• Set task
Starting from the line containing "OCR this image.", write out the rest of the entries exactly, through the final line, including nothing else.

● ● ●

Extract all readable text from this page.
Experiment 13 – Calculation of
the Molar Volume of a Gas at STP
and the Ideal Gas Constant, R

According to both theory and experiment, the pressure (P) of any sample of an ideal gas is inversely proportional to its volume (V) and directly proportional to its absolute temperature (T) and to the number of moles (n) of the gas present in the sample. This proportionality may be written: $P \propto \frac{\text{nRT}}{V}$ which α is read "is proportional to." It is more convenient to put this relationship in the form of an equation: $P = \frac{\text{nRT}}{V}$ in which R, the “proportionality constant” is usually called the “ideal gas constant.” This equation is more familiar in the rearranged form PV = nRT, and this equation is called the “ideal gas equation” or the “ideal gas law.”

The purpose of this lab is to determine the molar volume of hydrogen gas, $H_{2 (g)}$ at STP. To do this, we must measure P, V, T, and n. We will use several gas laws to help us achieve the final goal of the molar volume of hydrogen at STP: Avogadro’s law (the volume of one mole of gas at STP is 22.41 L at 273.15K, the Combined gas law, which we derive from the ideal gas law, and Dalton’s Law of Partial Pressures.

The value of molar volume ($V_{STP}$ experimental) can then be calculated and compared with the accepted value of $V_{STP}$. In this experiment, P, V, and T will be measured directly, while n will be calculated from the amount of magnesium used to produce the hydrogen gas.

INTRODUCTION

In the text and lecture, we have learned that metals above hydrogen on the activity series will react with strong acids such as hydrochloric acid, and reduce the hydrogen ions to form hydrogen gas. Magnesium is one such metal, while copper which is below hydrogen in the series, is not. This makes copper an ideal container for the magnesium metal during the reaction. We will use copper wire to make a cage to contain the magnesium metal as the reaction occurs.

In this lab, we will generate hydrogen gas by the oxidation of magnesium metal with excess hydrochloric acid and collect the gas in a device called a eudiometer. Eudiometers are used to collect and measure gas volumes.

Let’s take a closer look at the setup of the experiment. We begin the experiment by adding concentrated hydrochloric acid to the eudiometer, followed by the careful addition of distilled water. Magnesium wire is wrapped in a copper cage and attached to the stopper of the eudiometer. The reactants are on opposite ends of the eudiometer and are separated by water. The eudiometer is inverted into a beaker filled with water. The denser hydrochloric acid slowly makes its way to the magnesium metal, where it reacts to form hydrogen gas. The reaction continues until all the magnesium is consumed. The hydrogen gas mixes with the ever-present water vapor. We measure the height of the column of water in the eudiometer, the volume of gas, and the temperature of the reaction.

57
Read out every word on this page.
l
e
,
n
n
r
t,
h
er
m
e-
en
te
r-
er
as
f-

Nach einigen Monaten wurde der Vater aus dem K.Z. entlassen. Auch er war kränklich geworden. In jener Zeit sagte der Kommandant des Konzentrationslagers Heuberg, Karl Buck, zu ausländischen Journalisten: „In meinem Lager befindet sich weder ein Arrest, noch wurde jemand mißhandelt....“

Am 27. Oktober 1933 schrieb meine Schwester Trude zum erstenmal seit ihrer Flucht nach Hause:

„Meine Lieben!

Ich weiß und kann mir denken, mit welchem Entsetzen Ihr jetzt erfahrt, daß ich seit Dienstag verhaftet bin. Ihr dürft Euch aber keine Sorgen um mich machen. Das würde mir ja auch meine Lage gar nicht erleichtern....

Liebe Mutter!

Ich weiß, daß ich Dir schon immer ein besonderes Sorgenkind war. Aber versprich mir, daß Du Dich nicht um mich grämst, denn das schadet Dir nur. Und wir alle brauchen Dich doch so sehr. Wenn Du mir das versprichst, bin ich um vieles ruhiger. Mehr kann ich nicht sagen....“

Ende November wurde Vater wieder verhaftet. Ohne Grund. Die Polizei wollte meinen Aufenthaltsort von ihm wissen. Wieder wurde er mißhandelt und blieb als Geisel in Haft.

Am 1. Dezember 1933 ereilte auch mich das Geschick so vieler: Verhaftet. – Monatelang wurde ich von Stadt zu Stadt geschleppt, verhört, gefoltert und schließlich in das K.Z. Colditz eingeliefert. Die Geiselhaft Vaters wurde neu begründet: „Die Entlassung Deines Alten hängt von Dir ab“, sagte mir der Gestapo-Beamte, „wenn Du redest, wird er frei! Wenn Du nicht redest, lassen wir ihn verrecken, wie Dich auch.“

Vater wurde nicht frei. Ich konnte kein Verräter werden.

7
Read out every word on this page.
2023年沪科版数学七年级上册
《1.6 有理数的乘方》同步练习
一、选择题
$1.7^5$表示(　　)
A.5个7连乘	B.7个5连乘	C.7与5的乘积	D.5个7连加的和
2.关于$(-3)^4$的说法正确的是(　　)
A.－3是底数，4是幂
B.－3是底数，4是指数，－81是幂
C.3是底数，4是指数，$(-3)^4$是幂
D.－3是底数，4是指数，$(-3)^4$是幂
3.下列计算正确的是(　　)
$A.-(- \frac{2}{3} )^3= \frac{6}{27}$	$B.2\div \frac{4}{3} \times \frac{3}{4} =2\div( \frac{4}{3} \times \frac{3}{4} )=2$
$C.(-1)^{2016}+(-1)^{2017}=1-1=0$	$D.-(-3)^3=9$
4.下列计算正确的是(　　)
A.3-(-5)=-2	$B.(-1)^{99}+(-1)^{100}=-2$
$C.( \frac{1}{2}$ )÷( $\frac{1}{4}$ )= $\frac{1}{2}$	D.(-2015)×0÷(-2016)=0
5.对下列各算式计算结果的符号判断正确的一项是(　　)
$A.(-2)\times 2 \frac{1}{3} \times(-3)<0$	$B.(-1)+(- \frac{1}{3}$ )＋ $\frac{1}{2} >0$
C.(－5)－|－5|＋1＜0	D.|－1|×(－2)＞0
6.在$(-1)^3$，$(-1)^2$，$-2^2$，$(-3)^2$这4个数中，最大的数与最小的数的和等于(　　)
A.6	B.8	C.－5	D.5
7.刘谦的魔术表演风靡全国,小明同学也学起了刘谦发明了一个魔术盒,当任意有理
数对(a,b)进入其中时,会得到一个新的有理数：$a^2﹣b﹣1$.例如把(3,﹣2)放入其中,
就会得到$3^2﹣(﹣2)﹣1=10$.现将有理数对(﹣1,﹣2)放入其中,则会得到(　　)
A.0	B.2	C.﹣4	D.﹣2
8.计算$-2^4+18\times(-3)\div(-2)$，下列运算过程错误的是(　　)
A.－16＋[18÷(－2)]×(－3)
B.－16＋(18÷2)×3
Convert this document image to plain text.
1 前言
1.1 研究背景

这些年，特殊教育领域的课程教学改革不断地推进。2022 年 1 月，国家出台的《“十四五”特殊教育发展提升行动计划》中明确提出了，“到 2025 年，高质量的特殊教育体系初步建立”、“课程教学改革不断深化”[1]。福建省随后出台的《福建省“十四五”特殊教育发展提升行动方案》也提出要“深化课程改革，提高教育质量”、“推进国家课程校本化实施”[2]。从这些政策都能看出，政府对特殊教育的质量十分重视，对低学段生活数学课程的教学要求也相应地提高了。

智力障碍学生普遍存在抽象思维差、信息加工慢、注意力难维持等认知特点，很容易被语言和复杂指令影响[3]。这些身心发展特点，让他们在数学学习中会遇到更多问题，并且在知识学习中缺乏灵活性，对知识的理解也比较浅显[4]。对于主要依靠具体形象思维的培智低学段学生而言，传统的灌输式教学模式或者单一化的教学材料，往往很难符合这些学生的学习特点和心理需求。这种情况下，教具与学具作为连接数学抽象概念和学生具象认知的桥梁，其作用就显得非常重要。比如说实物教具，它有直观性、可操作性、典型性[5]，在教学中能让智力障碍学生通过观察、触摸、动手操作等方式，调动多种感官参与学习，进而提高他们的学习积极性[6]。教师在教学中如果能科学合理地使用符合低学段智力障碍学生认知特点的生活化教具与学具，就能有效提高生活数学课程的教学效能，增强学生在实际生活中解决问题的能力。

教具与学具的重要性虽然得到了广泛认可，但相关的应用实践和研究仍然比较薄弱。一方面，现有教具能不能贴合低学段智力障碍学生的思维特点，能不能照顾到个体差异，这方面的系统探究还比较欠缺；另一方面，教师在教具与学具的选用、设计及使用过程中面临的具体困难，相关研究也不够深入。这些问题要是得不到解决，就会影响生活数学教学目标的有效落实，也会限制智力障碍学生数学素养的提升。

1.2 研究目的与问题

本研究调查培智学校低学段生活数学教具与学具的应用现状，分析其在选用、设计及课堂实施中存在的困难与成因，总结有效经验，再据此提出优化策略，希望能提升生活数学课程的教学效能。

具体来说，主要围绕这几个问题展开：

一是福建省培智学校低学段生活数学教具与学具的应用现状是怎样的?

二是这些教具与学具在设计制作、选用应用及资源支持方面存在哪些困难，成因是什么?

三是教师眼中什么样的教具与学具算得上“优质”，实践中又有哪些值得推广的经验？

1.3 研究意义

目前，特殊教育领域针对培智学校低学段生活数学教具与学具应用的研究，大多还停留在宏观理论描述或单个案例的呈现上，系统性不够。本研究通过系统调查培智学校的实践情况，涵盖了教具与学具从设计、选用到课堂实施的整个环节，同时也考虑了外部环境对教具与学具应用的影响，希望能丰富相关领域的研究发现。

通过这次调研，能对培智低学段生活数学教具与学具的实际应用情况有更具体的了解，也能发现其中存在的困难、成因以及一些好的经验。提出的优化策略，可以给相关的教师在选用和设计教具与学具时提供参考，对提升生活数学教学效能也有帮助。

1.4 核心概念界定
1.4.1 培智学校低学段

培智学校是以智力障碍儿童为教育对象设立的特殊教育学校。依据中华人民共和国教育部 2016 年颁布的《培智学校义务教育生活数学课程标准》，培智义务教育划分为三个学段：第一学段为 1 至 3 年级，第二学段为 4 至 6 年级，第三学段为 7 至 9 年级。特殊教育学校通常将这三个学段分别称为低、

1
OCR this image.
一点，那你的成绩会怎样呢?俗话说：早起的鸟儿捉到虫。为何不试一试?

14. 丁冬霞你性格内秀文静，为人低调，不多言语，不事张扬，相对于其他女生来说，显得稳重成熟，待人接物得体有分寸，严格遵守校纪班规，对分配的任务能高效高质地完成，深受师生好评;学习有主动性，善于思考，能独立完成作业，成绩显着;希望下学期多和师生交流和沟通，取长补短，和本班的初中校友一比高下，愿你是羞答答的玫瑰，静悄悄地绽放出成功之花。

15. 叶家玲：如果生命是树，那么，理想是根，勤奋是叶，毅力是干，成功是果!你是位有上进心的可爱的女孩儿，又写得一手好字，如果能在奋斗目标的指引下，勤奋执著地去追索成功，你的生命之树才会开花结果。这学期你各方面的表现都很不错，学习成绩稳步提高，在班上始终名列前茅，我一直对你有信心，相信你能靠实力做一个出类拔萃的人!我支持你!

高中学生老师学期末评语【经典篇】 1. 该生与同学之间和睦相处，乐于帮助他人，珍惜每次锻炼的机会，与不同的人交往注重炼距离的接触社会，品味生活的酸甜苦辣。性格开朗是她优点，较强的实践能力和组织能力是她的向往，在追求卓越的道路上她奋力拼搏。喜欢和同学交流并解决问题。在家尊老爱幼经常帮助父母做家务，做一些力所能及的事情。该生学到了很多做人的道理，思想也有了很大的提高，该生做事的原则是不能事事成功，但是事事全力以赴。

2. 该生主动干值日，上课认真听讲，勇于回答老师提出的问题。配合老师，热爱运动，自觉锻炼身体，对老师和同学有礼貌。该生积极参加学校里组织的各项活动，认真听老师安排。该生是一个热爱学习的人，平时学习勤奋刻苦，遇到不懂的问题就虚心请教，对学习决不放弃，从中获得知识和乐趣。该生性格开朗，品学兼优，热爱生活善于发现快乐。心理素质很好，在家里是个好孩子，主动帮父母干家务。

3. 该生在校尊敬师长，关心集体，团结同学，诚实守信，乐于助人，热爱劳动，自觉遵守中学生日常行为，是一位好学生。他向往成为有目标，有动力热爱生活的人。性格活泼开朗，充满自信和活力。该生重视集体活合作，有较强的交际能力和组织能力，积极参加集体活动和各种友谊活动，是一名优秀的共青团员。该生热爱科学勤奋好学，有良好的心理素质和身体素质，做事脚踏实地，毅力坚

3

● ● ●

• Solution for this exercise
OCR this image.
一点，那你的成绩会怎样呢?俗话说：早起的鸟儿捉到虫。为何不试一试?

14. 丁冬霞你性格内秀文静，为人低调，不多言语，不事张扬，相对于其他女生来说，显得稳重成熟，待人接物得体有分寸，严格遵守校纪班规，对分配的任务能高效高质地完成，深受师生好评;学习有主动性，善于思考，能独立完成作业，成绩显着;希望下学期多和师生交流和沟通，取长补短，和本班的初中校友一比高下，愿你是羞答答的玫瑰，静悄悄地绽放出成功之花。

15. 叶家玲：如果生命是树，那么，理想是根，勤奋是叶，毅力是干，成功是果!你是位有上进心的可爱的女孩儿，又写得一手好字，如果能在奋斗目标的指引下，勤奋执著地去追索成功，你的生命之树才会开花结果。这学期你各方面的表现都很不错，学习成绩稳步提高，在班上始终名列前茅，我一直对你有信心，相信你能靠实力做一个出类拔萃的人!我支持你!

高中学生老师学期末评语【经典篇】 1. 该生与同学之间和睦相处，乐于帮助他人，珍惜每次锻炼的机会，与不同的人交往注重炼距离的接触社会，品味生活的酸甜苦辣。性格开朗是她优点，较强的实践能力和组织能力是她的向往，在追求卓越的道路上她奋力拼搏。喜欢和同学交流并解决问题。在家尊老爱幼经常帮助父母做家务，做一些力所能及的事情。该生学到了很多做人的道理，思想也有了很大的提高，该生做事的原则是不能事事成功，但是事事全力以赴。

2. 该生主动干值日，上课认真听讲，勇于回答老师提出的问题。配合老师，热爱运动，自觉锻炼身体，对老师和同学有礼貌。该生积极参加学校里组织的各项活动，认真听老师安排。该生是一个热爱学习的人，平时学习勤奋刻苦，遇到不懂的问题就虚心请教，对学习决不放弃，从中获得知识和乐趣。该生性格开朗，品学兼优，热爱生活善于发现快乐。心理素质很好，在家里是个好孩子，主动帮父母干家务。

3. 该生在校尊敬师长，关心集体，团结同学，诚实守信，乐于助人，热爱劳动，自觉遵守中学生日常行为，是一位好学生。他向往成为有目标，有动力热爱生活的人。性格活泼开朗，充满自信和活力。该生重视集体活合作，有较强的交际能力和组织能力，积极参加集体活动和各种友谊活动，是一名优秀的共青团员。该生热爱科学勤奋好学，有良好的心理素质和身体素质，做事脚踏实地，毅力坚

3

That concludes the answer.